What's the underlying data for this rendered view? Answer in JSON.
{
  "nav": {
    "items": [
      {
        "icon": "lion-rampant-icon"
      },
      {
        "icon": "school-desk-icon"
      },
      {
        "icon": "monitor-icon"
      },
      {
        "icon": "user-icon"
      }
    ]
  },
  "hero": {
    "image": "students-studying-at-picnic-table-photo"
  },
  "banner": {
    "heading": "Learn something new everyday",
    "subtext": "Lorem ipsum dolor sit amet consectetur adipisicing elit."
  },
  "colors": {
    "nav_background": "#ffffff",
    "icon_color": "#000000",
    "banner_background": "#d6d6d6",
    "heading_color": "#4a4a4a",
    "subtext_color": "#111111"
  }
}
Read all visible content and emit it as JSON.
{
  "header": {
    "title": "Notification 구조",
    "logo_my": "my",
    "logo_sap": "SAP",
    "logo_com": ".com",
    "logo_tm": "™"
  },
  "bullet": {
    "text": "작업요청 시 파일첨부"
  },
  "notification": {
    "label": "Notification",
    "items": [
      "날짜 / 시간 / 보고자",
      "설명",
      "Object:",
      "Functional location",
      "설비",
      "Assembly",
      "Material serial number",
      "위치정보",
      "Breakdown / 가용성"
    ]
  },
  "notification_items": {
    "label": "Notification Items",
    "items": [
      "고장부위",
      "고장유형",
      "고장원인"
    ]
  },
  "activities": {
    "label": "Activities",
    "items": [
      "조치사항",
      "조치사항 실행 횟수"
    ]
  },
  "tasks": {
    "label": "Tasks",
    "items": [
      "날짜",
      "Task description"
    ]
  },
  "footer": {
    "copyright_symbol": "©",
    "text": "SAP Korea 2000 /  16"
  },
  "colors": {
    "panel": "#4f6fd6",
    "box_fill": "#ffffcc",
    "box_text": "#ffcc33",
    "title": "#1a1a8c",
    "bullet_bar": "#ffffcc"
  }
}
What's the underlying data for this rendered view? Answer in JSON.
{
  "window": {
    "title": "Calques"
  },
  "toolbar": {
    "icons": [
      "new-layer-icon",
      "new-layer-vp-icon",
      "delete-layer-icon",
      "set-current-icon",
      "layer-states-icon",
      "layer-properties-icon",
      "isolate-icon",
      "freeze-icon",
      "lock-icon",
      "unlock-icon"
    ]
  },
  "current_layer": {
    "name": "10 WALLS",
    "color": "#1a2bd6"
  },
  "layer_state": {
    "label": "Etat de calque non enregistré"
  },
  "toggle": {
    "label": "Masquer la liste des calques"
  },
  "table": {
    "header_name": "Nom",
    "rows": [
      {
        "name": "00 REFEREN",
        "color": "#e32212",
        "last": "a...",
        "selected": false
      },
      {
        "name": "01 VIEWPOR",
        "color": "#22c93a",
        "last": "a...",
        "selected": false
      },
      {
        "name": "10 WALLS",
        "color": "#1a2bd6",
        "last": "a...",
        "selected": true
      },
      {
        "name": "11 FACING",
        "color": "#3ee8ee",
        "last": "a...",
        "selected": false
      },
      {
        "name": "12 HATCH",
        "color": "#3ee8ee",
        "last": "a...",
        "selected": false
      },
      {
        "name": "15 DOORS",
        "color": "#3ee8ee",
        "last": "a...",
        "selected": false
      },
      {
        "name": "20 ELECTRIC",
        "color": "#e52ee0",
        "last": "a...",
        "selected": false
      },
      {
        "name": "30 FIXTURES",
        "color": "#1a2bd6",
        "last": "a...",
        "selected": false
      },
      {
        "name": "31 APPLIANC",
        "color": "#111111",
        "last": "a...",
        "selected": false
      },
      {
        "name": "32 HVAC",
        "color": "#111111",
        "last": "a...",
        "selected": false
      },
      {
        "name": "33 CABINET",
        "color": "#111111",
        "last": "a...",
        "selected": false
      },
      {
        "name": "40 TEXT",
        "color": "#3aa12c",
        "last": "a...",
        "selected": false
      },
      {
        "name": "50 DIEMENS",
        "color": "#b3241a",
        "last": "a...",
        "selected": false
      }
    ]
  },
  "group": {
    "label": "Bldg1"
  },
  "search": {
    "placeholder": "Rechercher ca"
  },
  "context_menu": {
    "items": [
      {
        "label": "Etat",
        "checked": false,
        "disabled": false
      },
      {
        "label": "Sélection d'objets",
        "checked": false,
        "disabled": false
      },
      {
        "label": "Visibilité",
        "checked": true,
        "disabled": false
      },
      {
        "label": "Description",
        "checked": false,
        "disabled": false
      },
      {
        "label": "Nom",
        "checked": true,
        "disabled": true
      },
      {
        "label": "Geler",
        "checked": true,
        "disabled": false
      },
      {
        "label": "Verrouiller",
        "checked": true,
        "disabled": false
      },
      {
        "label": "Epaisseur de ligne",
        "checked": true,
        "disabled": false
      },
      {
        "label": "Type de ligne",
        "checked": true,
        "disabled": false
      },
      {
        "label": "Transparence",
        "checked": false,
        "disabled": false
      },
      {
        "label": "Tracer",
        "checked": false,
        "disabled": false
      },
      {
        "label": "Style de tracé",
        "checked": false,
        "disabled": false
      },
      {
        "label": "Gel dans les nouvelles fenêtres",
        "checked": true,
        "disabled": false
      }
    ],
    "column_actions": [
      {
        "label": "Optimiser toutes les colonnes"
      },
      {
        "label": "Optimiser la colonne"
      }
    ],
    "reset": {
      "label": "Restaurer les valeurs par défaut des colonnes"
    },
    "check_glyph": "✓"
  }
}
==================================================
- [Given task]
Print all the data exactly.

- [Reply]
What's the underlying data for this rendered view? Answer in JSON.
{
  "nav": {
    "items": [
      {
        "icon": "lion-rampant-icon"
      },
      {
        "icon": "school-desk-icon"
      },
      {
        "icon": "monitor-icon"
      },
      {
        "icon": "user-icon"
      }
    ]
  },
  "hero": {
    "image": "students-studying-at-picnic-table-photo"
  },
  "banner": {
    "heading": "Learn something new everyday",
    "subtext": "Lorem ipsum dolor sit amet consectetur adipisicing elit."
  },
  "colors": {
    "nav_background": "#ffffff",
    "icon_color": "#000000",
    "banner_background": "#d6d6d6",
    "heading_color": "#4a4a4a",
    "subtext_color": "#111111"
  }
}
Read all visible content and emit it as JSON.
{
  "header": {
    "title": "Notification 구조",
    "logo_my": "my",
    "logo_sap": "SAP",
    "logo_com": ".com",
    "logo_tm": "™"
  },
  "bullet": {
    "text": "작업요청 시 파일첨부"
  },
  "notification": {
    "label": "Notification",
    "items": [
      "날짜 / 시간 / 보고자",
      "설명",
      "Object:",
      "Functional location",
      "설비",
      "Assembly",
      "Material serial number",
      "위치정보",
      "Breakdown / 가용성"
    ]
  },
  "notification_items": {
    "label": "Notification Items",
    "items": [
      "고장부위",
      "고장유형",
      "고장원인"
    ]
  },
  "activities": {
    "label": "Activities",
    "items": [
      "조치사항",
      "조치사항 실행 횟수"
    ]
  },
  "tasks": {
    "label": "Tasks",
    "items": [
      "날짜",
      "Task description"
    ]
  },
  "footer": {
    "copyright_symbol": "©",
    "text": "SAP Korea 2000 /  16"
  },
  "colors": {
    "panel": "#4f6fd6",
    "box_fill": "#ffffcc",
    "box_text": "#ffcc33",
    "title": "#1a1a8c",
    "bullet_bar": "#ffffcc"
  }
}
What's the underlying data for this rendered view? Answer in JSON.
{
  "window": {
    "title": "Calques"
  },
  "toolbar": {
    "icons": [
      "new-layer-icon",
      "new-layer-vp-icon",
      "delete-layer-icon",
      "set-current-icon",
      "layer-states-icon",
      "layer-properties-icon",
      "isolate-icon",
      "freeze-icon",
      "lock-icon",
      "unlock-icon"
    ]
  },
  "current_layer": {
    "name": "10 WALLS",
    "color": "#1a2bd6"
  },
  "layer_state": {
    "label": "Etat de calque non enregistré"
  },
  "toggle": {
    "label": "Masquer la liste des calques"
  },
  "table": {
    "header_name": "Nom",
    "rows": [
      {
        "name": "00 REFEREN",
        "color": "#e32212",
        "last": "a...",
        "selected": false
      },
      {
        "name": "01 VIEWPOR",
        "color": "#22c93a",
        "last": "a...",
        "selected": false
      },
      {
        "name": "10 WALLS",
        "color": "#1a2bd6",
        "last": "a...",
        "selected": true
      },
      {
        "name": "11 FACING",
        "color": "#3ee8ee",
        "last": "a...",
        "selected": false
      },
      {
        "name": "12 HATCH",
        "color": "#3ee8ee",
        "last": "a...",
        "selected": false
      },
      {
        "name": "15 DOORS",
        "color": "#3ee8ee",
        "last": "a...",
        "selected": false
      },
      {
        "name": "20 ELECTRIC",
        "color": "#e52ee0",
        "last": "a...",
        "selected": false
      },
      {
        "name": "30 FIXTURES",
        "color": "#1a2bd6",
        "last": "a...",
        "selected": false
      },
      {
        "name": "31 APPLIANC",
        "color": "#111111",
        "last": "a...",
        "selected": false
      },
      {
        "name": "32 HVAC",
        "color": "#111111",
        "last": "a...",
        "selected": false
      },
      {
        "name": "33 CABINET",
        "color": "#111111",
        "last": "a...",
        "selected": false
      },
      {
        "name": "40 TEXT",
        "color": "#3aa12c",
        "last": "a...",
        "selected": false
      },
      {
        "name": "50 DIEMENS",
        "color": "#b3241a",
        "last": "a...",
        "selected": false
      }
    ]
  },
  "group": {
    "label": "Bldg1"
  },
  "search": {
    "placeholder": "Rechercher ca"
  },
  "context_menu": {
    "items": [
      {
        "label": "Etat",
        "checked": false,
        "disabled": false
      },
      {
        "label": "Sélection d'objets",
        "checked": false,
        "disabled": false
      },
      {
        "label": "Visibilité",
        "checked": true,
        "disabled": false
      },
      {
        "label": "Description",
        "checked": false,
        "disabled": false
      },
      {
        "label": "Nom",
        "checked": true,
        "disabled": true
      },
      {
        "label": "Geler",
        "checked": true,
        "disabled": false
      },
      {
        "label": "Verrouiller",
        "checked": true,
        "disabled": false
      },
      {
        "label": "Epaisseur de ligne",
        "checked": true,
        "disabled": false
      },
      {
        "label": "Type de ligne",
        "checked": true,
        "disabled": false
      },
      {
        "label": "Transparence",
        "checked": false,
        "disabled": false
      },
      {
        "label": "Tracer",
        "checked": false,
        "disabled": false
      },
      {
        "label": "Style de tracé",
        "checked": false,
        "disabled": false
      },
      {
        "label": "Gel dans les nouvelles fenêtres",
        "checked": true,
        "disabled": false
      }
    ],
    "column_actions": [
      {
        "label": "Optimiser toutes les colonnes"
      },
      {
        "label": "Optimiser la colonne"
      }
    ],
    "reset": {
      "label": "Restaurer les valeurs par défaut des colonnes"
    },
    "check_glyph": "✓"
  }
}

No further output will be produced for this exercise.